[Collected data]
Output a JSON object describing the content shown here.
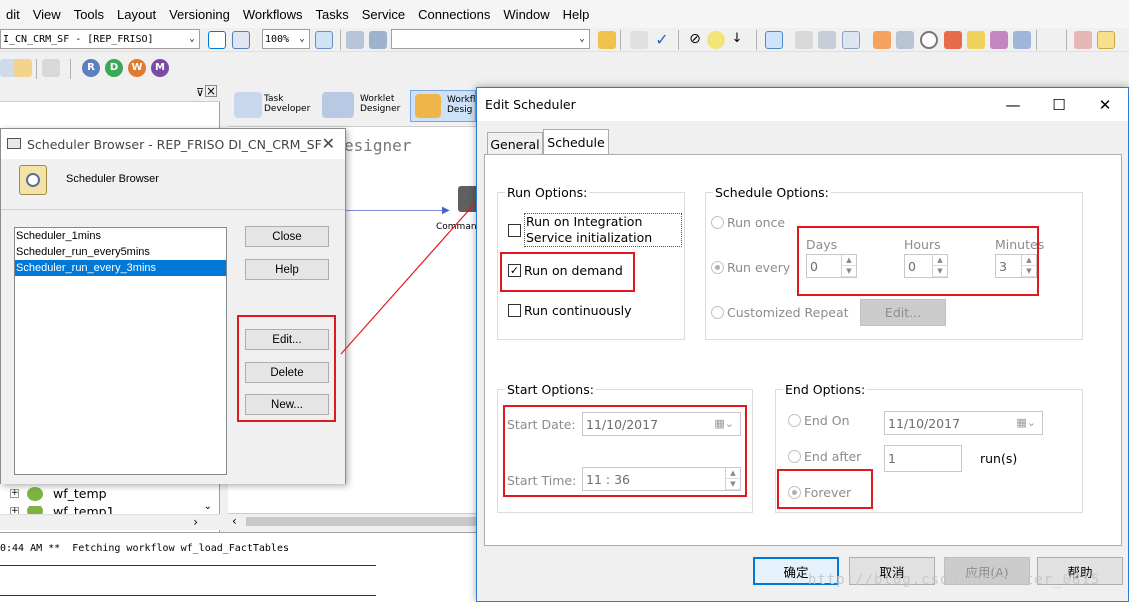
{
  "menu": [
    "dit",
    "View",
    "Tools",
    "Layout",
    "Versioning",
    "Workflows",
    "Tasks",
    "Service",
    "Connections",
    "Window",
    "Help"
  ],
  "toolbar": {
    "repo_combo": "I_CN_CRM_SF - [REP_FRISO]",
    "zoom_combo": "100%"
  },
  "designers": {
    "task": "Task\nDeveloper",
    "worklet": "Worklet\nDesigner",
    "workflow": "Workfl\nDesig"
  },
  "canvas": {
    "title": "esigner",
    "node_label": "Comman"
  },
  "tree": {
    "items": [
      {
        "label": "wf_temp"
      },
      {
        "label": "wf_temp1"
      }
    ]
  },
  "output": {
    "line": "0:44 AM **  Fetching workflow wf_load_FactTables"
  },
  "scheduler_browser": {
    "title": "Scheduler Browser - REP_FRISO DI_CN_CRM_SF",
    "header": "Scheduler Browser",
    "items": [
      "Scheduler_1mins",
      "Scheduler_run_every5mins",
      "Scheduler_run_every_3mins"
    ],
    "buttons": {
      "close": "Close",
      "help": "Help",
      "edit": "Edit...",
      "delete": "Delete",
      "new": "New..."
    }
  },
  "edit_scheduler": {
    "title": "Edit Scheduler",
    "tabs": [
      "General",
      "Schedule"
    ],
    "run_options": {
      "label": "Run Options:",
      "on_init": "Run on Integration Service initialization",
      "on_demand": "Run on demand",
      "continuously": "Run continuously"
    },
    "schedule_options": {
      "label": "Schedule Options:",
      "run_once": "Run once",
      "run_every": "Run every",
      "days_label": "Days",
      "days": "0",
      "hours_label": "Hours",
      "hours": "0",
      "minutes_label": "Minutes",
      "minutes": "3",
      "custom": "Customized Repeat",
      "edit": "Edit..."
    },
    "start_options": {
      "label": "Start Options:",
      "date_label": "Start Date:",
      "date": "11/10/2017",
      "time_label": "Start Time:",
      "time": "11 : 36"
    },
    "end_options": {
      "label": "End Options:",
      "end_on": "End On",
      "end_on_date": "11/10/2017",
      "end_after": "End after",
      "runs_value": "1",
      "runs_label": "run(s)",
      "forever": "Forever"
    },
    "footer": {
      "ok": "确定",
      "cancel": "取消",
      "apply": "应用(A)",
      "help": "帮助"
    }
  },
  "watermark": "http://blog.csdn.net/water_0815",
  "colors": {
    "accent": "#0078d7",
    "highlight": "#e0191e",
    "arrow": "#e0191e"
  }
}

# Exercise goal:
Work through the data and report how many of its lines hold the word "title", giving only the figure.

# Output of the task:
3